* [TASK MATERIAL]:
● ● ● ●

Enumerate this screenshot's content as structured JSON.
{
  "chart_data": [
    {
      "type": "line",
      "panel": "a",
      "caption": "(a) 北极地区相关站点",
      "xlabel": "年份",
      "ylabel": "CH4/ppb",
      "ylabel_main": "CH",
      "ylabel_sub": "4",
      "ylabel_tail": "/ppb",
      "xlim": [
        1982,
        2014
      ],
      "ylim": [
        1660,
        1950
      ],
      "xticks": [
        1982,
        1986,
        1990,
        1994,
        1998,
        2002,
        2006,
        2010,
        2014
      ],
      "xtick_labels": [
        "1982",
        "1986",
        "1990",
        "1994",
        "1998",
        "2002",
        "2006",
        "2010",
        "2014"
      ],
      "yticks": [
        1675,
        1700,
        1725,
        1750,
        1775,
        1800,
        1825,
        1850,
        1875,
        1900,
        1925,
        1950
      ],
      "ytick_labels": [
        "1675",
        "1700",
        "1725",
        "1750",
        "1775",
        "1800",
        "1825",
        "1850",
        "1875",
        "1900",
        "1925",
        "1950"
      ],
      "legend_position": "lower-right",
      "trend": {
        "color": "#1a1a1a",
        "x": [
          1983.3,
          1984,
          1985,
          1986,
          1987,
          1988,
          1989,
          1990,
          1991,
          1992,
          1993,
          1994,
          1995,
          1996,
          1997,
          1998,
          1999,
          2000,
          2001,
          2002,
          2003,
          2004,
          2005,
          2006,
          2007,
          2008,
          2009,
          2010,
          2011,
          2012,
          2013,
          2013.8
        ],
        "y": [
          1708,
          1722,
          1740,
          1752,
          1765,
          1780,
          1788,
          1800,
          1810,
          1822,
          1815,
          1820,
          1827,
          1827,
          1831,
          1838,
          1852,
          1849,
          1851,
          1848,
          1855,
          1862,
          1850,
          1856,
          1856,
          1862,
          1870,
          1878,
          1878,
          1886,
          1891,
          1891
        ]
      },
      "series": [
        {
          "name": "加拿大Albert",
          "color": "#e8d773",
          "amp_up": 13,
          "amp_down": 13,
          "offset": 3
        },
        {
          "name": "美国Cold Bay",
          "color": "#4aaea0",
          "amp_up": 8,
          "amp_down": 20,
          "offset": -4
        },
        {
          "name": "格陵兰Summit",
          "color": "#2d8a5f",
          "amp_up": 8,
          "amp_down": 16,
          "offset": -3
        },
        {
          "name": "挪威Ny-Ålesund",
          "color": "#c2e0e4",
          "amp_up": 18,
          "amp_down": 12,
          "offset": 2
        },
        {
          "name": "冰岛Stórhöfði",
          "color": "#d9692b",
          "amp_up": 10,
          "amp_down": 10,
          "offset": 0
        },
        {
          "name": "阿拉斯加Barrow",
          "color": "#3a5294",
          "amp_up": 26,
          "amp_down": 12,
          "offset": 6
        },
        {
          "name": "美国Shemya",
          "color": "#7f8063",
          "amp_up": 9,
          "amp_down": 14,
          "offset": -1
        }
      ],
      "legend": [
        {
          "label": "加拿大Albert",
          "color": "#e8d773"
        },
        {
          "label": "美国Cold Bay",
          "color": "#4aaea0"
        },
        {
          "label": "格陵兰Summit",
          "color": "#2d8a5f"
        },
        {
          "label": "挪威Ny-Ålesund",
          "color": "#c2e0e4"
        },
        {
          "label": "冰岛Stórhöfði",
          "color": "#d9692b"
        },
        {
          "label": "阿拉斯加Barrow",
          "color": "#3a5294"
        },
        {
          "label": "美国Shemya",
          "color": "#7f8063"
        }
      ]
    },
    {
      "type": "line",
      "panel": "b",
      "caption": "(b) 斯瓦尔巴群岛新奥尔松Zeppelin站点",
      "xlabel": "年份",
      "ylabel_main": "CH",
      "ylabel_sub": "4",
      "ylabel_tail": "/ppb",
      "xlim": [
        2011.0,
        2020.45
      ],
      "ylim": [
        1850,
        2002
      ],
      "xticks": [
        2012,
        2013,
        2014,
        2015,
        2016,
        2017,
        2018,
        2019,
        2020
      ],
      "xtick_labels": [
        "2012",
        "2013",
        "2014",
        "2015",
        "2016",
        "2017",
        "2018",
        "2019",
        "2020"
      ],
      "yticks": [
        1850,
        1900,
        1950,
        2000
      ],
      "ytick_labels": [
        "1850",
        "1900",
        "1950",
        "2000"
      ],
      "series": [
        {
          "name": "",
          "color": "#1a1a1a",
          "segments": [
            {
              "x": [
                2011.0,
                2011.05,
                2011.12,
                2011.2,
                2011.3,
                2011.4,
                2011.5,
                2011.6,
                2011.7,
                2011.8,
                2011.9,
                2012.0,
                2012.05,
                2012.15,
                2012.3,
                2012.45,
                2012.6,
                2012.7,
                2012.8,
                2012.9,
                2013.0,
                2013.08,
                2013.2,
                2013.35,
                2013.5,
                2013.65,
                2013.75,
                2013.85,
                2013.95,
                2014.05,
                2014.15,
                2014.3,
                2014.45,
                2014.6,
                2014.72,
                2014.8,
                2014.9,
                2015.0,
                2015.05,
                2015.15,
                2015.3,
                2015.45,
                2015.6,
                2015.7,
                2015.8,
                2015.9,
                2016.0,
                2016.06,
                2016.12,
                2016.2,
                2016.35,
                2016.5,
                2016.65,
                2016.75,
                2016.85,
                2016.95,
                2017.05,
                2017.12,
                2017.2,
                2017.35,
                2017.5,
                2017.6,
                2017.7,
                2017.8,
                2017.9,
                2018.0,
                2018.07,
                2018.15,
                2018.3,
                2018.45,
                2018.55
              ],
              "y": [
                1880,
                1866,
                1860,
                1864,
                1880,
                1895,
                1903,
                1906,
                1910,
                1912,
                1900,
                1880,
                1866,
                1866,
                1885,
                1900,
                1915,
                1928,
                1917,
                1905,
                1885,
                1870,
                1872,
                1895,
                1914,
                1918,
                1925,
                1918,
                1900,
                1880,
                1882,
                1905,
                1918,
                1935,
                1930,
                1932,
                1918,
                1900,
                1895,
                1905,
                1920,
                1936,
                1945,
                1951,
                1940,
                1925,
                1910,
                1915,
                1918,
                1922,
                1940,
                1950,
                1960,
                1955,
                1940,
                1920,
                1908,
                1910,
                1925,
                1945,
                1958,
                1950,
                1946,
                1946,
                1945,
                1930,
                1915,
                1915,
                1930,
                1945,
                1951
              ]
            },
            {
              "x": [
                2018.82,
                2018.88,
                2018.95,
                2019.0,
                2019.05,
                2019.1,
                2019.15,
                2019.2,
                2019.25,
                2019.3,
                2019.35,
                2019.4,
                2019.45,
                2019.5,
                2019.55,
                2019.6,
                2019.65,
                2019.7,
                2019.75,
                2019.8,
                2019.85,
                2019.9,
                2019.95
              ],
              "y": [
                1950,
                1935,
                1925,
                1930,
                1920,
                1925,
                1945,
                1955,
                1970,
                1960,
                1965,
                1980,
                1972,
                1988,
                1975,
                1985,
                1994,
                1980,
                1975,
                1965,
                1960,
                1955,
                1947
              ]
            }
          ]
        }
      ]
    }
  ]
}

● ● ● ●

* [THE TASK]: Among the lines above, determine how many hold the word "冰岛Stórhöfði"; report the figure alone.

* [EXPECTED ANSWER]: 2